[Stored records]
.....

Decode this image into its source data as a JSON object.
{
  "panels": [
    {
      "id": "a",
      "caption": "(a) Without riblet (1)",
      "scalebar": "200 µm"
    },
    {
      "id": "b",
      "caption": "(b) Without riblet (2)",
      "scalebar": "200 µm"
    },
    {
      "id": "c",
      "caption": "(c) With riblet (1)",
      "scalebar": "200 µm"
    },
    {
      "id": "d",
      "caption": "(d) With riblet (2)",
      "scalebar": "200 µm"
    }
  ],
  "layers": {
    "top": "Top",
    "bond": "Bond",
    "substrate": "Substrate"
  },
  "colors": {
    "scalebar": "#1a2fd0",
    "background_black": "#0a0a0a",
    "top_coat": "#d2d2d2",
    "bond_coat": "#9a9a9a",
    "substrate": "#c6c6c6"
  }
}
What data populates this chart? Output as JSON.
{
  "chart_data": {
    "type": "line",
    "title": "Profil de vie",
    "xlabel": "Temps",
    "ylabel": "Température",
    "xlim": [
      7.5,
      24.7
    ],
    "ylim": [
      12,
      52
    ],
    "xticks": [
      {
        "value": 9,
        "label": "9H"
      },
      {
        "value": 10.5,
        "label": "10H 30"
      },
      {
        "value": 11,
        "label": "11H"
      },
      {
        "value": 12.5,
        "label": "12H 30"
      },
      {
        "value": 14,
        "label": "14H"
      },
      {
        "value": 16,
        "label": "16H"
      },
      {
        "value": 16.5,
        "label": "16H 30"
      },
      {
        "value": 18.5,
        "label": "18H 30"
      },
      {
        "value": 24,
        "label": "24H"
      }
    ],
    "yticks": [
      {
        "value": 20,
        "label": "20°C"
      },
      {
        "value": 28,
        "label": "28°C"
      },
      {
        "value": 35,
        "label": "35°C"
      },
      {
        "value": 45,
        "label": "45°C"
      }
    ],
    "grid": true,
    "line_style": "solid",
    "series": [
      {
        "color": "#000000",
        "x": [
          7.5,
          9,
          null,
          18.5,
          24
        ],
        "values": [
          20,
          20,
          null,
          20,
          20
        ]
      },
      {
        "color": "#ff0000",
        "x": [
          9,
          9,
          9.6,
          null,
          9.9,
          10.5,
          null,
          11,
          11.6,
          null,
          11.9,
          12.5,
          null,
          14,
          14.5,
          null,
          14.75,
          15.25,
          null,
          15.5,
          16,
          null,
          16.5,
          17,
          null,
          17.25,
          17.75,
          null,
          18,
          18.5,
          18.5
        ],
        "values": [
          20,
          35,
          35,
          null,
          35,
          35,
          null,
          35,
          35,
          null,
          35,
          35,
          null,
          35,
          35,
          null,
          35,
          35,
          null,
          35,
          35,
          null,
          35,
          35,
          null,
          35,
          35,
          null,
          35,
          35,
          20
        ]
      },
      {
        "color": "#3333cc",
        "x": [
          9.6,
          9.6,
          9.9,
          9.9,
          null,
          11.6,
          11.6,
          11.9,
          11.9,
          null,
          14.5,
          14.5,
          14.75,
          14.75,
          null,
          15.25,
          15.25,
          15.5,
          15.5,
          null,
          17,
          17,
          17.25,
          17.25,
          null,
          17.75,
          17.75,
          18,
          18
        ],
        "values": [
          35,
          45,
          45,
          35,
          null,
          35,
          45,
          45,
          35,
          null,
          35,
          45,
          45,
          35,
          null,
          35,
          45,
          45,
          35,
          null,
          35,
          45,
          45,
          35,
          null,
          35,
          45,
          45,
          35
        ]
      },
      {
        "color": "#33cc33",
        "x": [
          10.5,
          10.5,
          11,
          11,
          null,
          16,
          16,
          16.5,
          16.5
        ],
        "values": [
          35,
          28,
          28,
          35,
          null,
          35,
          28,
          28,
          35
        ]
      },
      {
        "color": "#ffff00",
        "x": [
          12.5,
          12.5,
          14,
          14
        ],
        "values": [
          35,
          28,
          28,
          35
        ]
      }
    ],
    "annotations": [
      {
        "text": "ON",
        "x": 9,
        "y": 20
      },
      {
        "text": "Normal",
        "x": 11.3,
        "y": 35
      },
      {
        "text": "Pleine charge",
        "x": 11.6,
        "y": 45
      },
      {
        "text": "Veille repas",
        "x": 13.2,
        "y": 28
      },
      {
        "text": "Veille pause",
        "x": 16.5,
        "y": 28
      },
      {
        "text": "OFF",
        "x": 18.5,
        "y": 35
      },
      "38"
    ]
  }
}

.....

§ The task:
Scan the data for the word "caption" and copy every line where it shows up.

§ Answer to the problem:
      "caption": "(a) Without riblet (1)",
      "caption": "(b) Without riblet (2)",
      "caption": "(c) With riblet (1)",
      "caption": "(d) With riblet (2)",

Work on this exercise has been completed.